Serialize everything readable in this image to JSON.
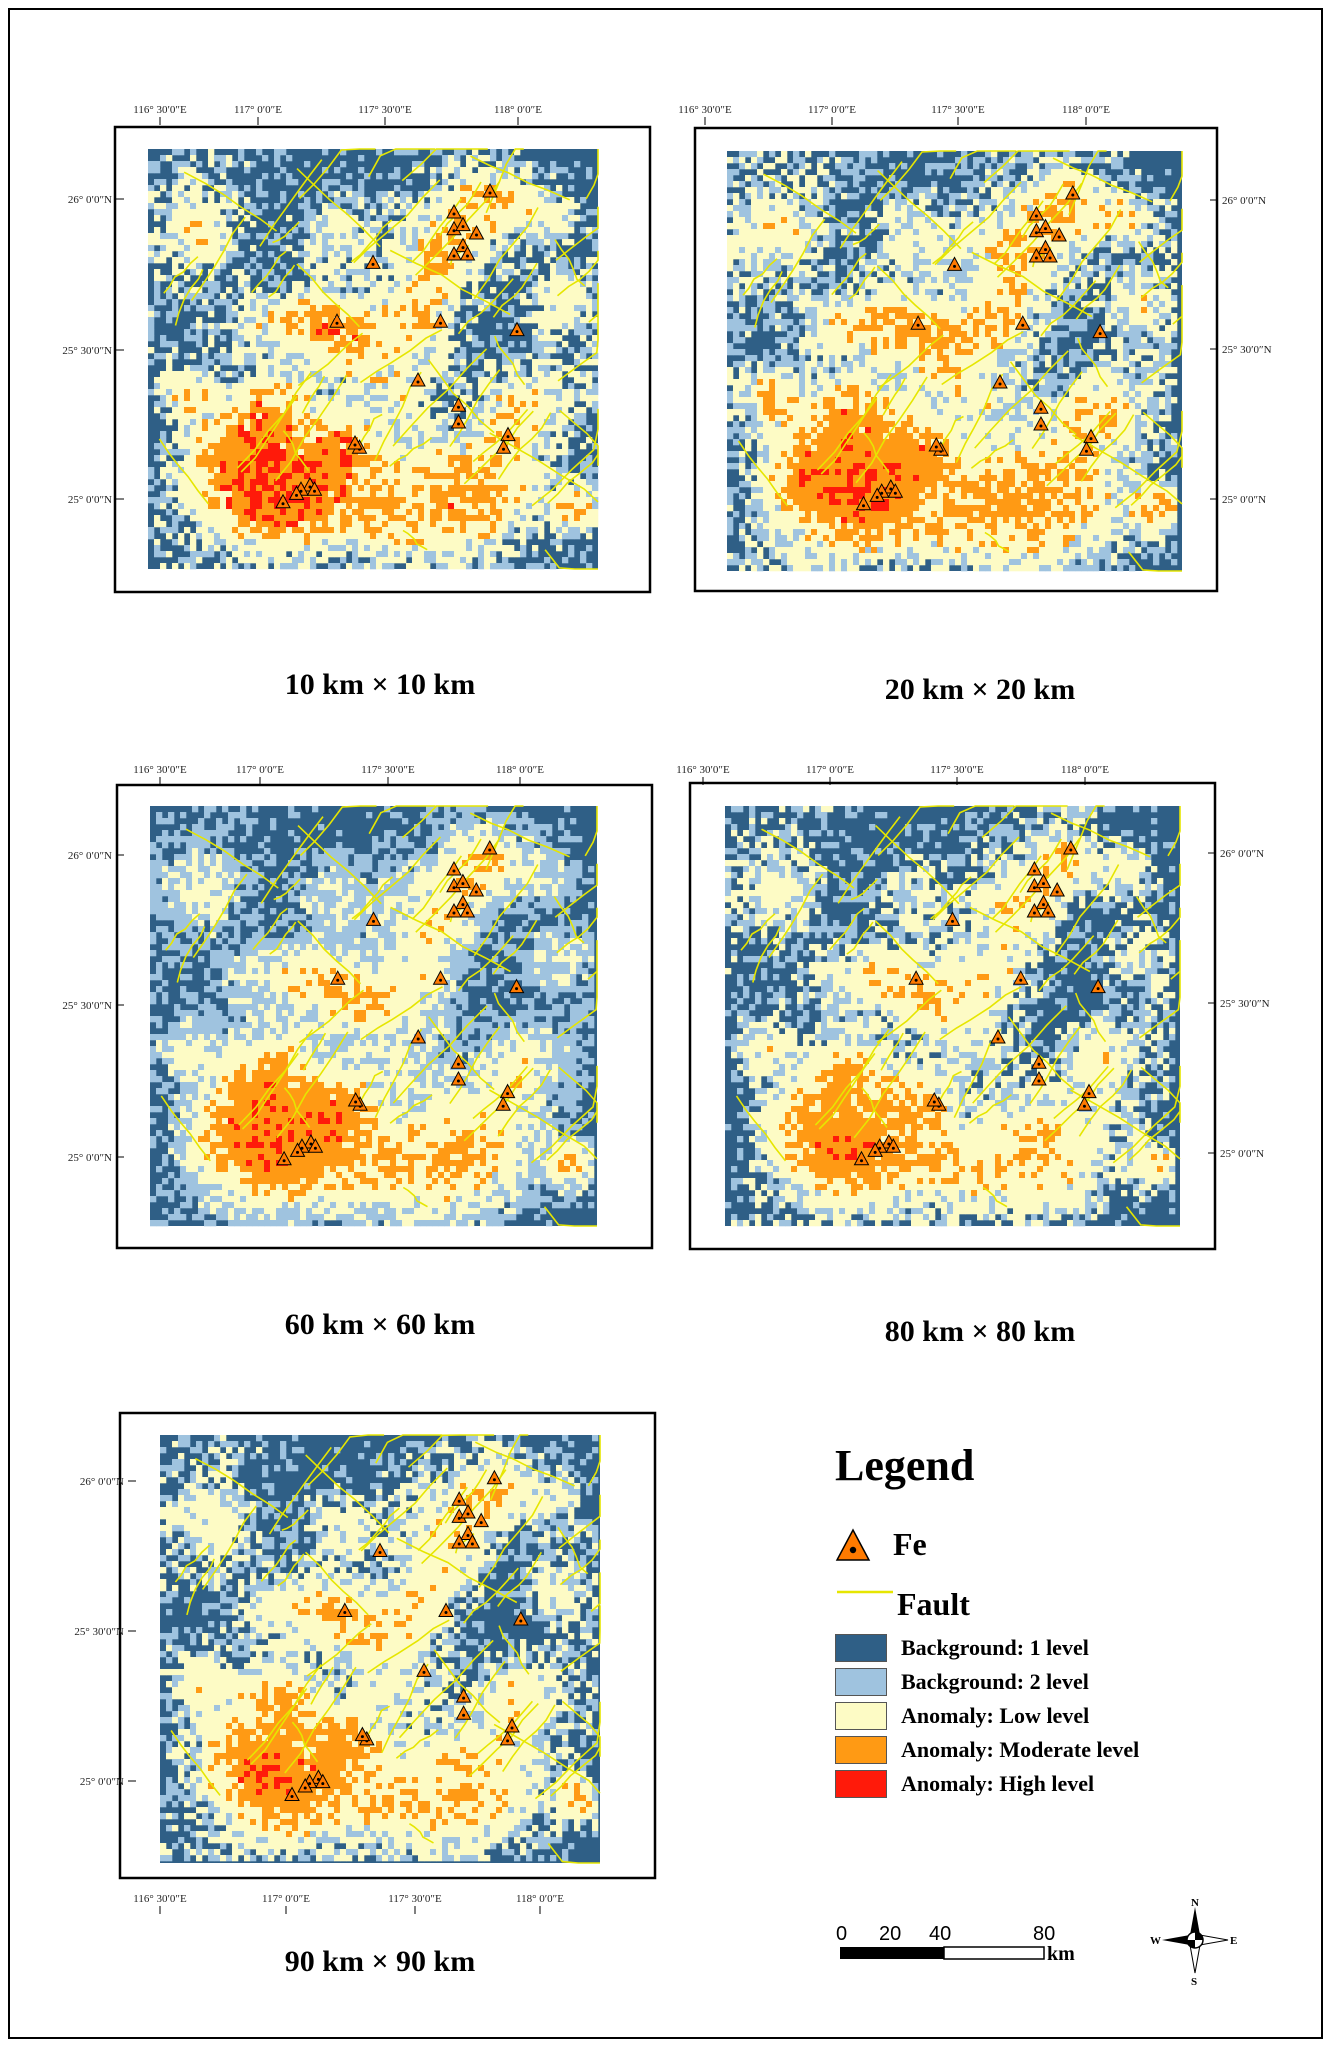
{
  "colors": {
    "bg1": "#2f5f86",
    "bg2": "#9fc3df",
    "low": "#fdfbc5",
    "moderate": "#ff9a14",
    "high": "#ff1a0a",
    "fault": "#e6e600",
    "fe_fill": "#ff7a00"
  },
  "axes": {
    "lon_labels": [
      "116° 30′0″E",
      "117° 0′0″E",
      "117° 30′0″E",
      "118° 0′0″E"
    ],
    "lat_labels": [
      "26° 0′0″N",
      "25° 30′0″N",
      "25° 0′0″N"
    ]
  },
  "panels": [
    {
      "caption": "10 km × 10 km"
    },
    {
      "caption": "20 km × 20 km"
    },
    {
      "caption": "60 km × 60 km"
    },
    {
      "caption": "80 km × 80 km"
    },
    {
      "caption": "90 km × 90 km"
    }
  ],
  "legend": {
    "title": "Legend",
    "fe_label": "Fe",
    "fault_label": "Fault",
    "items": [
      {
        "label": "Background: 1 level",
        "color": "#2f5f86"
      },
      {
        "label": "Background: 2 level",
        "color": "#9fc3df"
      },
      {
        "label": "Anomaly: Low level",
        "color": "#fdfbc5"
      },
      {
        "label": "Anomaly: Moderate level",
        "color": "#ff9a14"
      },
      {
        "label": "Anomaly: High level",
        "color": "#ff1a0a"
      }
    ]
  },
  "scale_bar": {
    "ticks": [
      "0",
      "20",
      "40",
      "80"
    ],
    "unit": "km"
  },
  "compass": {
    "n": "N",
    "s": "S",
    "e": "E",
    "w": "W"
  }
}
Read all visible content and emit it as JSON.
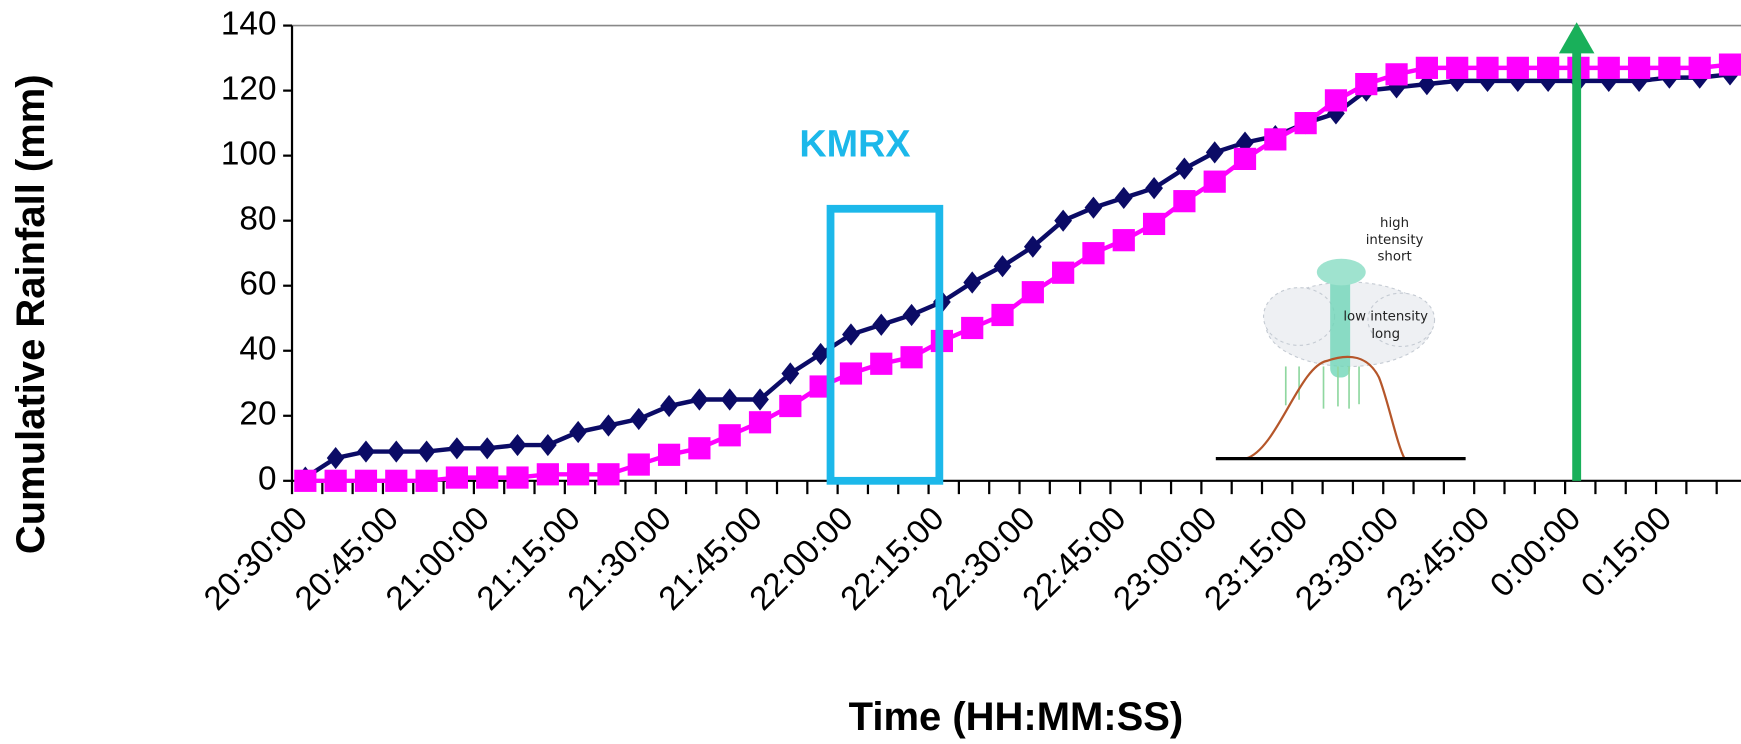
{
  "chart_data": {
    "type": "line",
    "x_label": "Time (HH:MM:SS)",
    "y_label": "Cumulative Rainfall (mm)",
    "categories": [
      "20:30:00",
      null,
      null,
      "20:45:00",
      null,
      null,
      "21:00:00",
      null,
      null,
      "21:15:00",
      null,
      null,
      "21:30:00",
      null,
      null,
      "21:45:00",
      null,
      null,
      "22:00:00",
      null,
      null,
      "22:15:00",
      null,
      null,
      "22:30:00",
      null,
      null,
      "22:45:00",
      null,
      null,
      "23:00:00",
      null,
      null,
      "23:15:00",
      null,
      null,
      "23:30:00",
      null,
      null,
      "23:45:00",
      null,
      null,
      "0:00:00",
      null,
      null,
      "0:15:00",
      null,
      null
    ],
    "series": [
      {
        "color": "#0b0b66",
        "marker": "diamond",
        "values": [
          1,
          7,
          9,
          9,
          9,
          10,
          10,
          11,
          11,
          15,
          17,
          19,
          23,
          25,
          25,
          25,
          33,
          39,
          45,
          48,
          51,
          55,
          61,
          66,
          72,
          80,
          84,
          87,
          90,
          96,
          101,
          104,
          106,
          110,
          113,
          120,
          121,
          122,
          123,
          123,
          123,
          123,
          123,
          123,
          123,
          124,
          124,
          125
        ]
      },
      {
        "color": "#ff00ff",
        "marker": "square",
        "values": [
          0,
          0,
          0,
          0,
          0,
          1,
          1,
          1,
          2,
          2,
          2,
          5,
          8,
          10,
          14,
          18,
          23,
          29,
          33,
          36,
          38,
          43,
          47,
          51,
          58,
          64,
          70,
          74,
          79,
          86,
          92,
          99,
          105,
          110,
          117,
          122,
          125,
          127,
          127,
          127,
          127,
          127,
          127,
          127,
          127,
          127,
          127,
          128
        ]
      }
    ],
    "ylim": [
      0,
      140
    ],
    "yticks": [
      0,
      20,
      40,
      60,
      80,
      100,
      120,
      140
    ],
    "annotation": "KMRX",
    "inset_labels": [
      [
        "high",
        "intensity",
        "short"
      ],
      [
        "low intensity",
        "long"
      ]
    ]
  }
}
------------------------------
> **TASK OBJECTIVE**:
Transcribe the whole listing exactly. Pictures are excluded.

> **REPLY**:
Serialize everything readable in this image to JSON.
{
  "colors": {
    "bg1": "#2f5f86",
    "bg2": "#9fc3df",
    "low": "#fdfbc5",
    "moderate": "#ff9a14",
    "high": "#ff1a0a",
    "fault": "#e6e600",
    "fe_fill": "#ff7a00"
  },
  "axes": {
    "lon_labels": [
      "116° 30′0″E",
      "117° 0′0″E",
      "117° 30′0″E",
      "118° 0′0″E"
    ],
    "lat_labels": [
      "26° 0′0″N",
      "25° 30′0″N",
      "25° 0′0″N"
    ]
  },
  "panels": [
    {
      "caption": "10 km × 10 km"
    },
    {
      "caption": "20 km × 20 km"
    },
    {
      "caption": "60 km × 60 km"
    },
    {
      "caption": "80 km × 80 km"
    },
    {
      "caption": "90 km × 90 km"
    }
  ],
  "legend": {
    "title": "Legend",
    "fe_label": "Fe",
    "fault_label": "Fault",
    "items": [
      {
        "label": "Background: 1 level",
        "color": "#2f5f86"
      },
      {
        "label": "Background: 2 level",
        "color": "#9fc3df"
      },
      {
        "label": "Anomaly: Low level",
        "color": "#fdfbc5"
      },
      {
        "label": "Anomaly: Moderate level",
        "color": "#ff9a14"
      },
      {
        "label": "Anomaly: High level",
        "color": "#ff1a0a"
      }
    ]
  },
  "scale_bar": {
    "ticks": [
      "0",
      "20",
      "40",
      "80"
    ],
    "unit": "km"
  },
  "compass": {
    "n": "N",
    "s": "S",
    "e": "E",
    "w": "W"
  }
}
Read all visible content and emit it as JSON.
{
  "chart_data": {
    "type": "line",
    "x_label": "Time (HH:MM:SS)",
    "y_label": "Cumulative Rainfall (mm)",
    "categories": [
      "20:30:00",
      null,
      null,
      "20:45:00",
      null,
      null,
      "21:00:00",
      null,
      null,
      "21:15:00",
      null,
      null,
      "21:30:00",
      null,
      null,
      "21:45:00",
      null,
      null,
      "22:00:00",
      null,
      null,
      "22:15:00",
      null,
      null,
      "22:30:00",
      null,
      null,
      "22:45:00",
      null,
      null,
      "23:00:00",
      null,
      null,
      "23:15:00",
      null,
      null,
      "23:30:00",
      null,
      null,
      "23:45:00",
      null,
      null,
      "0:00:00",
      null,
      null,
      "0:15:00",
      null,
      null
    ],
    "series": [
      {
        "color": "#0b0b66",
        "marker": "diamond",
        "values": [
          1,
          7,
          9,
          9,
          9,
          10,
          10,
          11,
          11,
          15,
          17,
          19,
          23,
          25,
          25,
          25,
          33,
          39,
          45,
          48,
          51,
          55,
          61,
          66,
          72,
          80,
          84,
          87,
          90,
          96,
          101,
          104,
          106,
          110,
          113,
          120,
          121,
          122,
          123,
          123,
          123,
          123,
          123,
          123,
          123,
          124,
          124,
          125
        ]
      },
      {
        "color": "#ff00ff",
        "marker": "square",
        "values": [
          0,
          0,
          0,
          0,
          0,
          1,
          1,
          1,
          2,
          2,
          2,
          5,
          8,
          10,
          14,
          18,
          23,
          29,
          33,
          36,
          38,
          43,
          47,
          51,
          58,
          64,
          70,
          74,
          79,
          86,
          92,
          99,
          105,
          110,
          117,
          122,
          125,
          127,
          127,
          127,
          127,
          127,
          127,
          127,
          127,
          127,
          127,
          128
        ]
      }
    ],
    "ylim": [
      0,
      140
    ],
    "yticks": [
      0,
      20,
      40,
      60,
      80,
      100,
      120,
      140
    ],
    "annotation": "KMRX",
    "inset_labels": [
      [
        "high",
        "intensity",
        "short"
      ],
      [
        "low intensity",
        "long"
      ]
    ]
  }
}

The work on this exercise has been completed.